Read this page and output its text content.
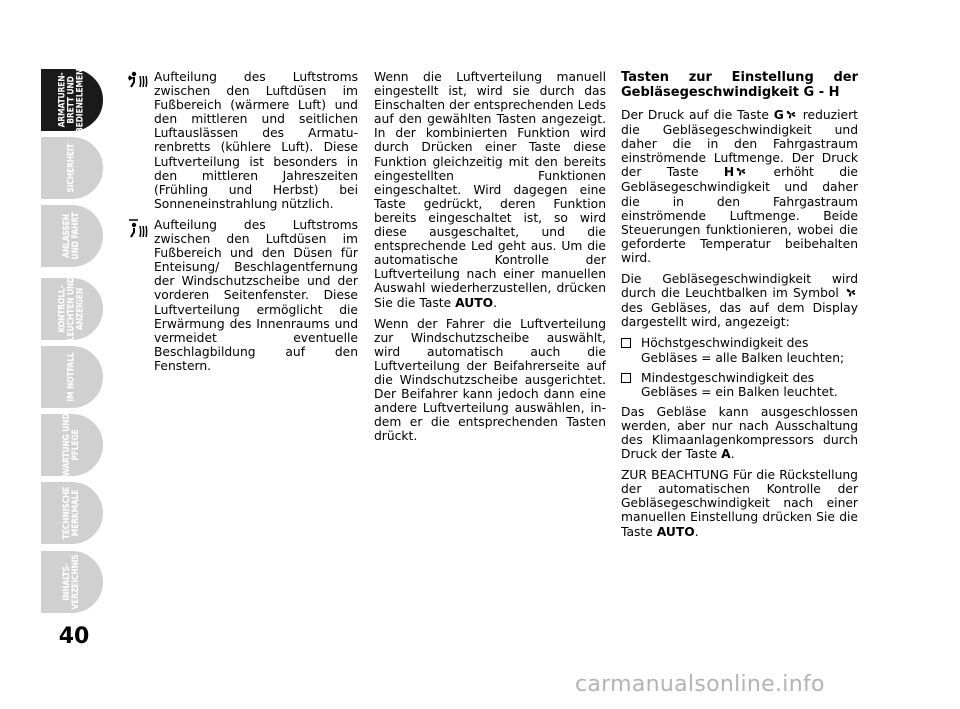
ARMATUREN-
BRETT UND
BEDIENELEMENTE
SICHERHEIT
ANLASSEN
UND FAHRT
KONTROLL-
LEUCHTEN UND
ANZEIGEN
IM NOTFALL
WARTUNG UND
PFLEGE
TECHNISCHE
MERKMALE
INHALTS-
VERZEICHNIS
40

Aufteilung des Luftstroms zwischen den Luftdüsen im Fußbereich (wärmere Luft) und den mittleren und seitlichen Luftauslässen des Armaturenbretts (kühlere Luft). Diese Luftverteilung ist besonders in den mittleren Jahreszeiten (Frühling und Herbst) bei Sonneneinstrahlung nützlich.

Aufteilung des Luftstroms zwischen den Luftdüsen im Fußbereich und den Düsen für Enteisung/ Beschlagentfernung der Windschutzscheibe und der vorderen Seitenfenster. Diese Luftverteilung ermöglicht die Erwärmung des Innenraums und vermeidet eventuelle Beschlagbildung auf den Fenstern.

Wenn die Luftverteilung manuell eingestellt ist, wird sie durch das Einschalten der entsprechenden Leds auf den gewählten Tasten angezeigt. In der kombinierten Funktion wird durch Drücken einer Taste diese Funktion gleichzeitig mit den bereits eingestellten Funktionen eingeschaltet. Wird dagegen eine Taste gedrückt, deren Funktion bereits eingeschaltet ist, so wird diese ausgeschaltet, und die entsprechende Led geht aus. Um die automatische Kontrolle der Luftverteilung nach einer manuellen Auswahl wiederherzustellen, drücken Sie die Taste AUTO.

Wenn der Fahrer die Luftverteilung zur Windschutzscheibe auswählt, wird automatisch auch die Luftverteilung der Beifahrerseite auf die Windschutzscheibe ausgerichtet. Der Beifahrer kann jedoch dann eine andere Luftverteilung auswählen, indem er die entsprechenden Tasten drückt.

Tasten zur Einstellung der Gebläsegeschwindigkeit G - H

Der Druck auf die Taste G reduziert die Gebläsegeschwindigkeit und daher die in den Fahrgastraum einströmende Luftmenge. Der Druck der Taste H erhöht die Gebläsegeschwindigkeit und daher die in den Fahrgastraum einströmende Luftmenge. Beide Steuerungen funktionieren, wobei die geforderte Temperatur beibehalten wird.

Die Gebläsegeschwindigkeit wird durch die Leuchtbalken im Symbol  des Gebläses, das auf dem Display dargestellt wird, angezeigt:

Höchstgeschwindigkeit des Gebläses = alle Balken leuchten;

Mindestgeschwindigkeit des Gebläses = ein Balken leuchtet.

Das Gebläse kann ausgeschlossen werden, aber nur nach Ausschaltung des Klimaanlagenkompressors durch Druck der Taste A.

ZUR BEACHTUNG Für die Rückstellung der automatischen Kontrolle der Gebläsegeschwindigkeit nach einer manuellen Einstellung drücken Sie die Taste AUTO.

carmanualsonline.info
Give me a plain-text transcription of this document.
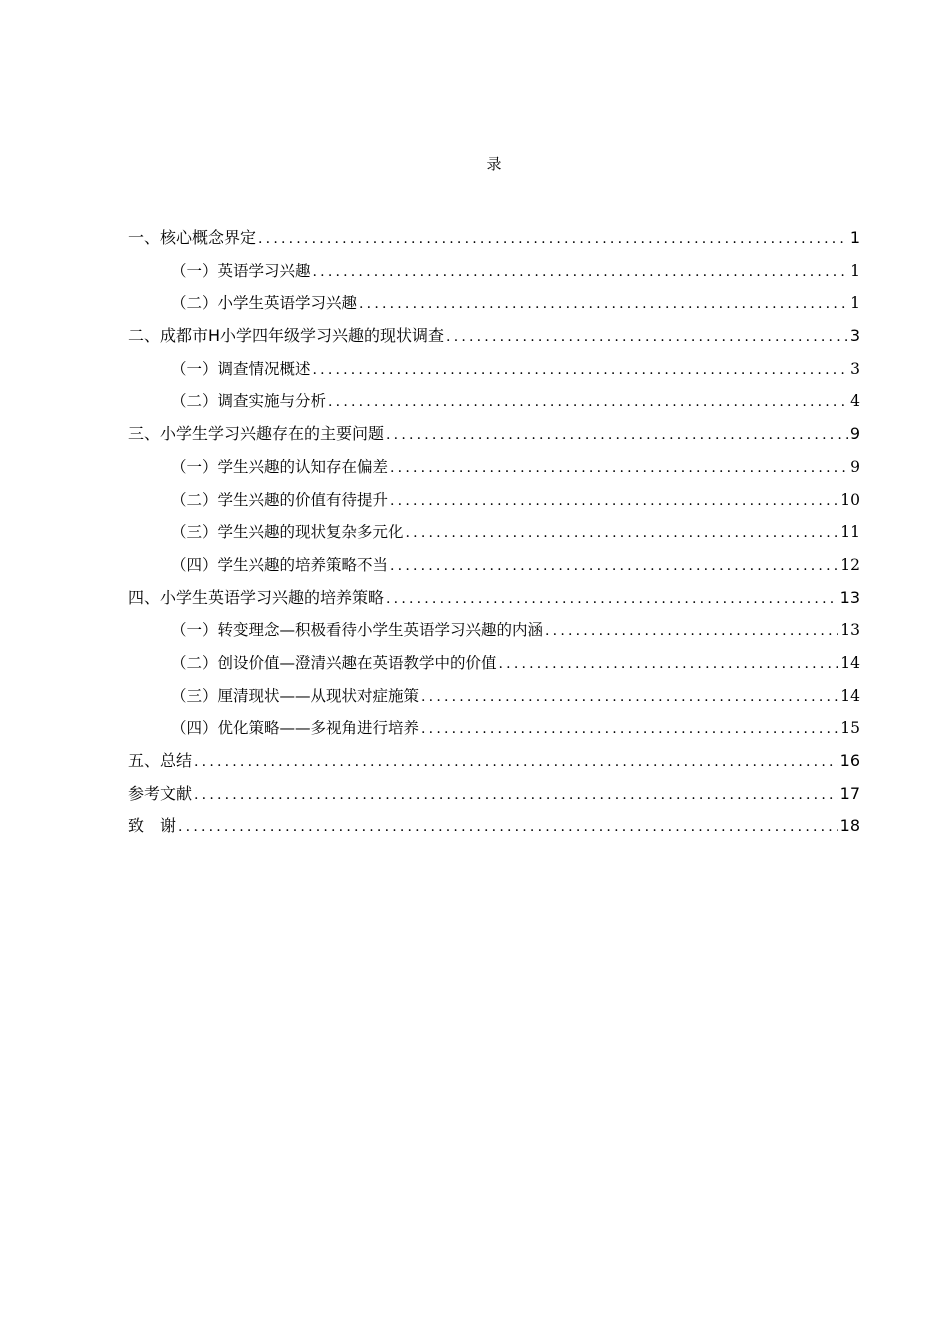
录
一、核心概念界定 .....	1
（一）英语学习兴趣 .....	1
（二）小学生英语学习兴趣 .....	1
二、成都市H小学四年级学习兴趣的现状调查 .....	3
（一）调查情况概述 .....	3
（二）调查实施与分析 .....	4
三、小学生学习兴趣存在的主要问题 .....	9
（一）学生兴趣的认知存在偏差 .....	9
（二）学生兴趣的价值有待提升 .....	10
（三）学生兴趣的现状复杂多元化 .....	11
（四）学生兴趣的培养策略不当 .....	12
四、小学生英语学习兴趣的培养策略 .....	13
（一）转变理念—积极看待小学生英语学习兴趣的内涵 .....	13
（二）创设价值—澄清兴趣在英语教学中的价值 .....	14
（三）厘清现状——从现状对症施策 .....	14
（四）优化策略——多视角进行培养 .....	15
五、总结 .....	16
参考文献 .....	17
致　谢 .....	18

++++

> _Aim of the task_: Every entry above should be duplicated exactly. Do not include the images.

> _Result_:
Read this page and output its text content.
ARMATUREN-
BRETT UND
BEDIENELEMENTE
SICHERHEIT
ANLASSEN
UND FAHRT
KONTROLL-
LEUCHTEN UND
ANZEIGEN
IM NOTFALL
WARTUNG UND
PFLEGE
TECHNISCHE
MERKMALE
INHALTS-
VERZEICHNIS
40

Aufteilung des Luftstroms zwischen den Luftdüsen im Fußbereich (wärmere Luft) und den mittleren und seitlichen Luftauslässen des Armaturenbretts (kühlere Luft). Diese Luftverteilung ist besonders in den mittleren Jahreszeiten (Frühling und Herbst) bei Sonneneinstrahlung nützlich.

Aufteilung des Luftstroms zwischen den Luftdüsen im Fußbereich und den Düsen für Enteisung/ Beschlagentfernung der Windschutzscheibe und der vorderen Seitenfenster. Diese Luftverteilung ermöglicht die Erwärmung des Innenraums und vermeidet eventuelle Beschlagbildung auf den Fenstern.

Wenn die Luftverteilung manuell eingestellt ist, wird sie durch das Einschalten der entsprechenden Leds auf den gewählten Tasten angezeigt. In der kombinierten Funktion wird durch Drücken einer Taste diese Funktion gleichzeitig mit den bereits eingestellten Funktionen eingeschaltet. Wird dagegen eine Taste gedrückt, deren Funktion bereits eingeschaltet ist, so wird diese ausgeschaltet, und die entsprechende Led geht aus. Um die automatische Kontrolle der Luftverteilung nach einer manuellen Auswahl wiederherzustellen, drücken Sie die Taste AUTO.

Wenn der Fahrer die Luftverteilung zur Windschutzscheibe auswählt, wird automatisch auch die Luftverteilung der Beifahrerseite auf die Windschutzscheibe ausgerichtet. Der Beifahrer kann jedoch dann eine andere Luftverteilung auswählen, indem er die entsprechenden Tasten drückt.

Tasten zur Einstellung der Gebläsegeschwindigkeit G - H

Der Druck auf die Taste G reduziert die Gebläsegeschwindigkeit und daher die in den Fahrgastraum einströmende Luftmenge. Der Druck der Taste H erhöht die Gebläsegeschwindigkeit und daher die in den Fahrgastraum einströmende Luftmenge. Beide Steuerungen funktionieren, wobei die geforderte Temperatur beibehalten wird.

Die Gebläsegeschwindigkeit wird durch die Leuchtbalken im Symbol  des Gebläses, das auf dem Display dargestellt wird, angezeigt:

Höchstgeschwindigkeit des Gebläses = alle Balken leuchten;

Mindestgeschwindigkeit des Gebläses = ein Balken leuchtet.

Das Gebläse kann ausgeschlossen werden, aber nur nach Ausschaltung des Klimaanlagenkompressors durch Druck der Taste A.

ZUR BEACHTUNG Für die Rückstellung der automatischen Kontrolle der Gebläsegeschwindigkeit nach einer manuellen Einstellung drücken Sie die Taste AUTO.

carmanualsonline.info
Give me a plain-text transcription of this document.
录
一、核心概念界定 .....	1
（一）英语学习兴趣 .....	1
（二）小学生英语学习兴趣 .....	1
二、成都市H小学四年级学习兴趣的现状调查 .....	3
（一）调查情况概述 .....	3
（二）调查实施与分析 .....	4
三、小学生学习兴趣存在的主要问题 .....	9
（一）学生兴趣的认知存在偏差 .....	9
（二）学生兴趣的价值有待提升 .....	10
（三）学生兴趣的现状复杂多元化 .....	11
（四）学生兴趣的培养策略不当 .....	12
四、小学生英语学习兴趣的培养策略 .....	13
（一）转变理念—积极看待小学生英语学习兴趣的内涵 .....	13
（二）创设价值—澄清兴趣在英语教学中的价值 .....	14
（三）厘清现状——从现状对症施策 .....	14
（四）优化策略——多视角进行培养 .....	15
五、总结 .....	16
参考文献 .....	17
致　谢 .....	18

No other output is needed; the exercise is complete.